El impacto de flujos migratorios hacia diferentes lugares del mundo que incluyen a República Dominicana suscita un enfrentamiento de interpretaciones legales sobre el derecho de los seres humanos a fijar residencia fuera de sus territorios de origen y la facultad de los Estados para regular presencias extranjeras. Entes nacionales e internacionales militan incesantemente a favor y en contra.

El Gobierno dominicano y agrupamientos descritos como ultranacionalistas salen al frente a criterios y exigencias de la Organización de las Naciones Unidas que defiende a los migrantes como «favorables al desarrollo sostenible de los países que escogen para sus éxodos». La entidad se compromete a «proteger su dignidad». Fundando sus discursos en el patriotismo, el Instituto Duartiano ha justificado las deportaciones de haitianos «ilegales» como actuaciones «in extremis» de legítima defensa de la existencia de una nación soberana.

Sin embargo, las repatriaciones que ante el exterior el país justifica con argumentos de peso como un derecho están preocupantemente tildadas de ineficaces hasta por la Organización Internacional para las Migraciones (OIM), afirmando que la mayoría de los deportados cruzan la frontera de regreso el mismo día mientras por la prensa dominicana no cesa de denunciarse el ingreso diario y masivo de inmigrantes a través del límite geográfico como si la erradicación de tratantes de viajeros acumulara cuentas sin saldar.

El resultado neto del bloqueo a viajeros delata una escasa protección del territorio nacional y con todo, se acusa a República Dominicana de ser implacable contra extranjeros mientras las consecuencias para el país por fallar en imponer regulaciones a la inmigración, al margen de la conflictividad histórico-cultural inherente a la isla Hispaniola, no se alejan de las que toman en cuenta otros países de América Latina: problemas de integración y adaptaciones entre personas de diferentes procedencias y agudización acá de la competencia laboral.

• • • • • • •

DESCRIPCIÓN DE LA TAREA
Prosigue el texto sobre los flujos migratorios hacia República Dominicana a partir de la última oración.

• • • • • • •

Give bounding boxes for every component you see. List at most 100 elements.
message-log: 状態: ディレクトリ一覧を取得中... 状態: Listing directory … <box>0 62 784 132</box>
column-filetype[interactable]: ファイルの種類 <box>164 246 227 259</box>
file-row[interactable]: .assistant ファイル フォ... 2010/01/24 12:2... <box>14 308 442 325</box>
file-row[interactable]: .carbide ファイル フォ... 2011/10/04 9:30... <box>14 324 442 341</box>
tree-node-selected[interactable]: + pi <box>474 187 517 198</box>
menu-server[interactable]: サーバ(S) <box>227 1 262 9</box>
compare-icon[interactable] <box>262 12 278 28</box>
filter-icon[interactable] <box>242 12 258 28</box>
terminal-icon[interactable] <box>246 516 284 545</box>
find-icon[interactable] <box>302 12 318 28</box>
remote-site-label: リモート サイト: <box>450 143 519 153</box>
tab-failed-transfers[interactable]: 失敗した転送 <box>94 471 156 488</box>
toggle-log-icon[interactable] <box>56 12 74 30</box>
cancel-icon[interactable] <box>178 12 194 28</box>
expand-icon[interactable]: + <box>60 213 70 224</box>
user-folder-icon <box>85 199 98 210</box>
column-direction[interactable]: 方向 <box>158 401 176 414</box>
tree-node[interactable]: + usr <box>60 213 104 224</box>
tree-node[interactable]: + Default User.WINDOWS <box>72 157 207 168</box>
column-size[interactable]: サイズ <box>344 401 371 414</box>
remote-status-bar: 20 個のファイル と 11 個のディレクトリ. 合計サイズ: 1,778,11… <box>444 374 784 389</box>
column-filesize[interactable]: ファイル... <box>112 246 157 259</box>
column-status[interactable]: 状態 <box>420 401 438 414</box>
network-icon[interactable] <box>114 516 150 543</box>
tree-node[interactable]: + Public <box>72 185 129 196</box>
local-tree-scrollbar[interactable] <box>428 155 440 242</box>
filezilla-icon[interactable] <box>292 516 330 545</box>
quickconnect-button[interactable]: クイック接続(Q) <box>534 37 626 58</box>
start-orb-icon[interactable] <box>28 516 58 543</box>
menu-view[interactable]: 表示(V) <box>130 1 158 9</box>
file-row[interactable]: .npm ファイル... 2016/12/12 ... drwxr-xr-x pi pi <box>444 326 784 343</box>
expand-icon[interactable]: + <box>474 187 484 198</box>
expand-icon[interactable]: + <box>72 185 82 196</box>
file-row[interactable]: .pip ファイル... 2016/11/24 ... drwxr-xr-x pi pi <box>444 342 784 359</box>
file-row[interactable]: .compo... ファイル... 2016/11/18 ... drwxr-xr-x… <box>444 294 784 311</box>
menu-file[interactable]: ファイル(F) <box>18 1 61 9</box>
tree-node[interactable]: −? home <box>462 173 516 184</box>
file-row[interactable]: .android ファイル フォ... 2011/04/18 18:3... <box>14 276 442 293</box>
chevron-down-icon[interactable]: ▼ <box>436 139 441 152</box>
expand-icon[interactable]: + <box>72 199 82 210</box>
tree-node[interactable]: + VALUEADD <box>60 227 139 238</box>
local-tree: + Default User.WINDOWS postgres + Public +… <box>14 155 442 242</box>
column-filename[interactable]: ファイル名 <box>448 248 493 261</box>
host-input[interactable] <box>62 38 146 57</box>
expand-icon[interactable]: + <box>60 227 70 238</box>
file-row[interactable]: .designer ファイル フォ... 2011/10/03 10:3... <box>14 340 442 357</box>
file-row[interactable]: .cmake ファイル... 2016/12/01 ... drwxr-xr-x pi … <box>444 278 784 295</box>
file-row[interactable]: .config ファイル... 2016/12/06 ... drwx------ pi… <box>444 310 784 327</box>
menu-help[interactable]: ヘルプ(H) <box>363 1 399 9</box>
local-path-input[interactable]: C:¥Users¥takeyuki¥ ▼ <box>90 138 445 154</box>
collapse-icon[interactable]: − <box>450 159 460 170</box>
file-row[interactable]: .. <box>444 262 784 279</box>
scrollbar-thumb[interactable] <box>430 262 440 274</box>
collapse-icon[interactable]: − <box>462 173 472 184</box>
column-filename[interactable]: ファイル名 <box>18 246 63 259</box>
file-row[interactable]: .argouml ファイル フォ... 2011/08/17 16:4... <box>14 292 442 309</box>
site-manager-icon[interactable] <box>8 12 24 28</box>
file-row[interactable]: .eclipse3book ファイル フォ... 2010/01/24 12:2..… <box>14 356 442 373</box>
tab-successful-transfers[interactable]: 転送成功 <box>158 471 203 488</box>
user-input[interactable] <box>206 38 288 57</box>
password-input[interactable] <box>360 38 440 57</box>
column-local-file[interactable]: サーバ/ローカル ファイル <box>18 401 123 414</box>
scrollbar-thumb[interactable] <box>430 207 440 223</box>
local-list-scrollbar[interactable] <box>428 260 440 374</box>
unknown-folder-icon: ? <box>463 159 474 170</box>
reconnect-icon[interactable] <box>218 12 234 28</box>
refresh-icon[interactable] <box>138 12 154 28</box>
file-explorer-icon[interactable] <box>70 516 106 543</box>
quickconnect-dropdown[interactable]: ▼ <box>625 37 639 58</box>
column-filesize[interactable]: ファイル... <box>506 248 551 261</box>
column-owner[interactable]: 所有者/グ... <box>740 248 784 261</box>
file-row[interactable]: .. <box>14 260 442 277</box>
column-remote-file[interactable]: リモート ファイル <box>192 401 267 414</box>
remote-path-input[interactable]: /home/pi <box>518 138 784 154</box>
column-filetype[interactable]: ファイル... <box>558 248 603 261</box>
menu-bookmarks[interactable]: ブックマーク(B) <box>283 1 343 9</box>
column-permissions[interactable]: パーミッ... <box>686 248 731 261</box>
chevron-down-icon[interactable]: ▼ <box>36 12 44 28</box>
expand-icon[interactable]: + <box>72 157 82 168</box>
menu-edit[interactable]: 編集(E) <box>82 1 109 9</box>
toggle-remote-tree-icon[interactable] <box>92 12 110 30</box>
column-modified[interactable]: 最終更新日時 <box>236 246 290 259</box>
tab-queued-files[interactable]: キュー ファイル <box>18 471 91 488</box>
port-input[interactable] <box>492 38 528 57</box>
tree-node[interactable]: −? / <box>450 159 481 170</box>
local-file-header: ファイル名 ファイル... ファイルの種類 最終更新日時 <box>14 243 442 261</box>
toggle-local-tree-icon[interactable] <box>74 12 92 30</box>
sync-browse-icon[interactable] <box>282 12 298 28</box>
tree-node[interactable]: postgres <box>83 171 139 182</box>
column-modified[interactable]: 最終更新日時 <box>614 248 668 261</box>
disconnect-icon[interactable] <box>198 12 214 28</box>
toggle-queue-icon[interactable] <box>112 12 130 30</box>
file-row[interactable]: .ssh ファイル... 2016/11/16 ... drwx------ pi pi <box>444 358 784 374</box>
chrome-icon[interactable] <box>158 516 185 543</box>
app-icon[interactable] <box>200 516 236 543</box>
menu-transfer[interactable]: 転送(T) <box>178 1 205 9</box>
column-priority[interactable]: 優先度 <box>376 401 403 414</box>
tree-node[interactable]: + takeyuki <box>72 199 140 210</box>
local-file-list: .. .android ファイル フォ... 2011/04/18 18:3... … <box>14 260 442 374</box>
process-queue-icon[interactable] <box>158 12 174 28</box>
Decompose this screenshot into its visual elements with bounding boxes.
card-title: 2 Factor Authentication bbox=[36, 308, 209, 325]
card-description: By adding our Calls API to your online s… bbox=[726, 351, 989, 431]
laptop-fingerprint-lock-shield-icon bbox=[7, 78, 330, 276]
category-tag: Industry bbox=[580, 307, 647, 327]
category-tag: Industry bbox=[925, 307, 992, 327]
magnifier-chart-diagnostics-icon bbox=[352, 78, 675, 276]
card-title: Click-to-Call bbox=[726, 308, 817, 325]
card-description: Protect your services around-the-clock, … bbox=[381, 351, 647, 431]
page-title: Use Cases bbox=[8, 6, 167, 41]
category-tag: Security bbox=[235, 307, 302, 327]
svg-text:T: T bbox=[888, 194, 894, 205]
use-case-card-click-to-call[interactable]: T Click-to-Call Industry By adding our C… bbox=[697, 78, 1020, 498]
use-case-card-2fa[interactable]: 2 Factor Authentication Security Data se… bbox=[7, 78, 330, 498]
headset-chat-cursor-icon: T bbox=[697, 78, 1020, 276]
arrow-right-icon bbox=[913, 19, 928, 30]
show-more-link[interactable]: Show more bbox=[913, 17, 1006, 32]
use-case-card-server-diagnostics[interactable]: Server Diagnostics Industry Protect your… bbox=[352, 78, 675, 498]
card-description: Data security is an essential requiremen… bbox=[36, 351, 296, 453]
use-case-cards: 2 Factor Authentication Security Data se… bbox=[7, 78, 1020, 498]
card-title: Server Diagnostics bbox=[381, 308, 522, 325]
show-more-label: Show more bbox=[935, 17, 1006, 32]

• • • • • • •

PROBLEMA RESUELTO
Además, los éxodos suelen derivar en más bolsones de pobreza y en aumento de conflictos comunitarios por discriminación y xenofobia en una región del hemisferio caracterizada por «la ausencia de políticas sociales y demográficas coherentes para afrontar los problemas de la migración». Así lo advierte el sociólogo Roberto S. Aruj, de la Universidad de Buenos Aires, que aboga y justifica que cada país imponga medidas restrictivas para seleccionar migrantes de acuerdo con sus necesidades; no como ocurre en República Dominicana donde áreas de la agricultura y la construcción están desnacionalizadas.

Extraña Ambivalencia

Aunque la Organización de las Naciones Unidas es enfática en oponerse a las repatriaciones en directas exigencias a República Dominicana, al mismo tiempo apoya la Convención de Protección a los Trabajadores a nivel mundial conocida por las siglas ICRMW que ha puesto en claro frecuentemente que los Estados tienen derecho de controlar sus fronteras.